--- Start Raw records ---
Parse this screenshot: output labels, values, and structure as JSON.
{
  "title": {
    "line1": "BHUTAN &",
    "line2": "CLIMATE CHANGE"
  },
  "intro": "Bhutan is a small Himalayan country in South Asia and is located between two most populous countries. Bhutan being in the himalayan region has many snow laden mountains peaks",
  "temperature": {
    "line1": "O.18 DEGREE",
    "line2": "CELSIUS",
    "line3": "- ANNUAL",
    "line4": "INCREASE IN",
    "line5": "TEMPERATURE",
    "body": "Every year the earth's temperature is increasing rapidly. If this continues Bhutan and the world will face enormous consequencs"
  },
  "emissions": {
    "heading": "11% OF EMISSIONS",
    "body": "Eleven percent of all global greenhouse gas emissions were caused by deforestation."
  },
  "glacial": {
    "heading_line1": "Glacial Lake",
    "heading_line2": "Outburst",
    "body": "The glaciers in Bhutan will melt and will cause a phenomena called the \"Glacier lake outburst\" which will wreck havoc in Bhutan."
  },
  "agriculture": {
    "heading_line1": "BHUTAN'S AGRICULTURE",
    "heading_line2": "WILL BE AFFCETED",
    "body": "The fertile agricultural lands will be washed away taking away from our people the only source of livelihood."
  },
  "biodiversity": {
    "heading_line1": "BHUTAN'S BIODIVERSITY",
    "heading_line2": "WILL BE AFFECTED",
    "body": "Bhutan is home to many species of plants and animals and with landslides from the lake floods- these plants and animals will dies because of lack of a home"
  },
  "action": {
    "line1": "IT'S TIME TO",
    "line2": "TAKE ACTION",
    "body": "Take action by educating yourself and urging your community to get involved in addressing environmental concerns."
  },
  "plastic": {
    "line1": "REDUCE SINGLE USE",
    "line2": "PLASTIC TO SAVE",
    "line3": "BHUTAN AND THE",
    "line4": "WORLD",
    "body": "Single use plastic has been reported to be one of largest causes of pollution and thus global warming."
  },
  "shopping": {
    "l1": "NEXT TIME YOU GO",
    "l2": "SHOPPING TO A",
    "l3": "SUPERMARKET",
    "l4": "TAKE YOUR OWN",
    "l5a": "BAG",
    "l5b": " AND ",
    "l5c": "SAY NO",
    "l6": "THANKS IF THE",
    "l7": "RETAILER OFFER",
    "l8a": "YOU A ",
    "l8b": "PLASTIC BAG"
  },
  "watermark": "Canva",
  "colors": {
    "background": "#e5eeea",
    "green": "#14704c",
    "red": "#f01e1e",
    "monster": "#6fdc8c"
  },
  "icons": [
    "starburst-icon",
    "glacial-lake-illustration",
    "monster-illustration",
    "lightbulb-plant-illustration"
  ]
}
--- End Raw records ---
## Work to be completed
Write the listing out again, exactly as it reads.

## The reply
Parse this screenshot: output labels, values, and structure as JSON.
{
  "title": {
    "line1": "BHUTAN &",
    "line2": "CLIMATE CHANGE"
  },
  "intro": "Bhutan is a small Himalayan country in South Asia and is located between two most populous countries. Bhutan being in the himalayan region has many snow laden mountains peaks",
  "temperature": {
    "line1": "O.18 DEGREE",
    "line2": "CELSIUS",
    "line3": "- ANNUAL",
    "line4": "INCREASE IN",
    "line5": "TEMPERATURE",
    "body": "Every year the earth's temperature is increasing rapidly. If this continues Bhutan and the world will face enormous consequencs"
  },
  "emissions": {
    "heading": "11% OF EMISSIONS",
    "body": "Eleven percent of all global greenhouse gas emissions were caused by deforestation."
  },
  "glacial": {
    "heading_line1": "Glacial Lake",
    "heading_line2": "Outburst",
    "body": "The glaciers in Bhutan will melt and will cause a phenomena called the \"Glacier lake outburst\" which will wreck havoc in Bhutan."
  },
  "agriculture": {
    "heading_line1": "BHUTAN'S AGRICULTURE",
    "heading_line2": "WILL BE AFFCETED",
    "body": "The fertile agricultural lands will be washed away taking away from our people the only source of livelihood."
  },
  "biodiversity": {
    "heading_line1": "BHUTAN'S BIODIVERSITY",
    "heading_line2": "WILL BE AFFECTED",
    "body": "Bhutan is home to many species of plants and animals and with landslides from the lake floods- these plants and animals will dies because of lack of a home"
  },
  "action": {
    "line1": "IT'S TIME TO",
    "line2": "TAKE ACTION",
    "body": "Take action by educating yourself and urging your community to get involved in addressing environmental concerns."
  },
  "plastic": {
    "line1": "REDUCE SINGLE USE",
    "line2": "PLASTIC TO SAVE",
    "line3": "BHUTAN AND THE",
    "line4": "WORLD",
    "body": "Single use plastic has been reported to be one of largest causes of pollution and thus global warming."
  },
  "shopping": {
    "l1": "NEXT TIME YOU GO",
    "l2": "SHOPPING TO A",
    "l3": "SUPERMARKET",
    "l4": "TAKE YOUR OWN",
    "l5a": "BAG",
    "l5b": " AND ",
    "l5c": "SAY NO",
    "l6": "THANKS IF THE",
    "l7": "RETAILER OFFER",
    "l8a": "YOU A ",
    "l8b": "PLASTIC BAG"
  },
  "watermark": "Canva",
  "colors": {
    "background": "#e5eeea",
    "green": "#14704c",
    "red": "#f01e1e",
    "monster": "#6fdc8c"
  },
  "icons": [
    "starburst-icon",
    "glacial-lake-illustration",
    "monster-illustration",
    "lightbulb-plant-illustration"
  ]
}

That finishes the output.